Do any lines in the data below contain "responsabilità"? If so, copy every one of them.

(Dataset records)

'''

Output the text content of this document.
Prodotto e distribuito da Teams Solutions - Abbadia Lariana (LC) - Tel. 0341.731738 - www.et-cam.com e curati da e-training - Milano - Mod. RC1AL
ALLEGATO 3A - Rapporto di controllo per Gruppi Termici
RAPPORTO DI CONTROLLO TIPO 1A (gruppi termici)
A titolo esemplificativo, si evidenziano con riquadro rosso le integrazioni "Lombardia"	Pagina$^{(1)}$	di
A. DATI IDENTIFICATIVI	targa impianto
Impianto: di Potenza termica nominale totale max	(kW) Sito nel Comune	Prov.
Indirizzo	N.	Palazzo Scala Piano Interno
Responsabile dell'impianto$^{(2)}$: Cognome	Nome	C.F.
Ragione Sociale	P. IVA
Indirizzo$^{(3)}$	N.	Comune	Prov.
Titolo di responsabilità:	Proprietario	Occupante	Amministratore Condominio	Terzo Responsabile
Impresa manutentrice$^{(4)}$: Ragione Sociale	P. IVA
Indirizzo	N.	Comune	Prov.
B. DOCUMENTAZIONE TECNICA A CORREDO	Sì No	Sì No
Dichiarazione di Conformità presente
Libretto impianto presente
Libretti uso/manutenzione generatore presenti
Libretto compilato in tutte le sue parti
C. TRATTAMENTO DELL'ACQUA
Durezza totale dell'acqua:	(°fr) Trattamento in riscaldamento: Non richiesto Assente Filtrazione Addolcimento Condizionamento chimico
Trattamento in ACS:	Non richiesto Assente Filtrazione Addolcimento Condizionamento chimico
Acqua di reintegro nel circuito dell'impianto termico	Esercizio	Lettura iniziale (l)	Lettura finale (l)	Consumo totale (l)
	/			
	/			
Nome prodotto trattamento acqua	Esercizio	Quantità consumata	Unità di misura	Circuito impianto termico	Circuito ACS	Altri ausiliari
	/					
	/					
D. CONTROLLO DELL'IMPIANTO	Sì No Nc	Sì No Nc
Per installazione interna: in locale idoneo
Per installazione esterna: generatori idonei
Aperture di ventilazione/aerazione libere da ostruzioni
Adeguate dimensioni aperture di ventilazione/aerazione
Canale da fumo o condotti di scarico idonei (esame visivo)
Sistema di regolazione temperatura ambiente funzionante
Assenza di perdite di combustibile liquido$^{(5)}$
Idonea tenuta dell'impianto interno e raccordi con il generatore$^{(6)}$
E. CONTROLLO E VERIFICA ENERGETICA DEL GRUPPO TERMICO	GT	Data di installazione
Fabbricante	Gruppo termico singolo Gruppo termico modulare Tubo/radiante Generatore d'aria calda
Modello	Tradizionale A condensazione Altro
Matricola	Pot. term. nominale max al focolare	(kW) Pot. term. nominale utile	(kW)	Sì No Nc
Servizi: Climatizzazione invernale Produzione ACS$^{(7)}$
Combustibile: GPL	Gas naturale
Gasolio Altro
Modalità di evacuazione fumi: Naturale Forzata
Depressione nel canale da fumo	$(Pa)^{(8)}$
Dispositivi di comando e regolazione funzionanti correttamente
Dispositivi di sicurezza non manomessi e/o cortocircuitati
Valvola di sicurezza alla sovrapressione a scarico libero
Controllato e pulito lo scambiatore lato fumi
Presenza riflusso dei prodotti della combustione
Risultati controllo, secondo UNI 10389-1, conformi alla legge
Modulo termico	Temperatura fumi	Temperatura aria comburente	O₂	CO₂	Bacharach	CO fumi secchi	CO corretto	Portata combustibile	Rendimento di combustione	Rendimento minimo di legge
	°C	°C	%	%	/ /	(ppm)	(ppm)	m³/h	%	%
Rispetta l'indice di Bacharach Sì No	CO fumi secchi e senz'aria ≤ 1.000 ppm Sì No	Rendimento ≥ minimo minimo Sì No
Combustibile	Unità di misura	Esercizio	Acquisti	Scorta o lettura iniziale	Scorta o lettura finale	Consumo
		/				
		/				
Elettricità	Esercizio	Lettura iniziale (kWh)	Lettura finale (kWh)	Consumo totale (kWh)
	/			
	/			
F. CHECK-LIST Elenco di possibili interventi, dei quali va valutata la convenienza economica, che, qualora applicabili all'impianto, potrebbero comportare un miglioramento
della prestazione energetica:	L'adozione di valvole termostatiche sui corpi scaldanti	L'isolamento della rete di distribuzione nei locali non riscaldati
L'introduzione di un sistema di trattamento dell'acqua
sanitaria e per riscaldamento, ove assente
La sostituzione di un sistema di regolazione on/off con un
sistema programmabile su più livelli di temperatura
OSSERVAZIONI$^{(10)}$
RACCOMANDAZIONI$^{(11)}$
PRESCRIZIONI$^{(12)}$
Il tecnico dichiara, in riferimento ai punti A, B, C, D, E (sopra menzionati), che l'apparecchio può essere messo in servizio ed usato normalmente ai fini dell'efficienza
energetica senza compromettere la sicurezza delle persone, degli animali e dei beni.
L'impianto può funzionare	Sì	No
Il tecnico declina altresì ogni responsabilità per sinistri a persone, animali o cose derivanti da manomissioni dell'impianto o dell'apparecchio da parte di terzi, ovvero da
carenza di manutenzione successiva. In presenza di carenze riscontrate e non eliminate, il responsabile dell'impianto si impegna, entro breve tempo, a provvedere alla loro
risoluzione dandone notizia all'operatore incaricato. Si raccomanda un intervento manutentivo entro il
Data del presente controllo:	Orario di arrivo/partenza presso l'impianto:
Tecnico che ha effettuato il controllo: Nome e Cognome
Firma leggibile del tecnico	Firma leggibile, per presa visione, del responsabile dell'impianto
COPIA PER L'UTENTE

'''

Exercise response
Titolo di responsabilità:	Proprietario	Occupante	Amministratore Condominio	Terzo Responsabile
Il tecnico declina altresì ogni responsabilità per sinistri a persone, animali o cose derivanti da manomissioni dell'impianto o dell'apparecchio da parte di terzi, ovvero da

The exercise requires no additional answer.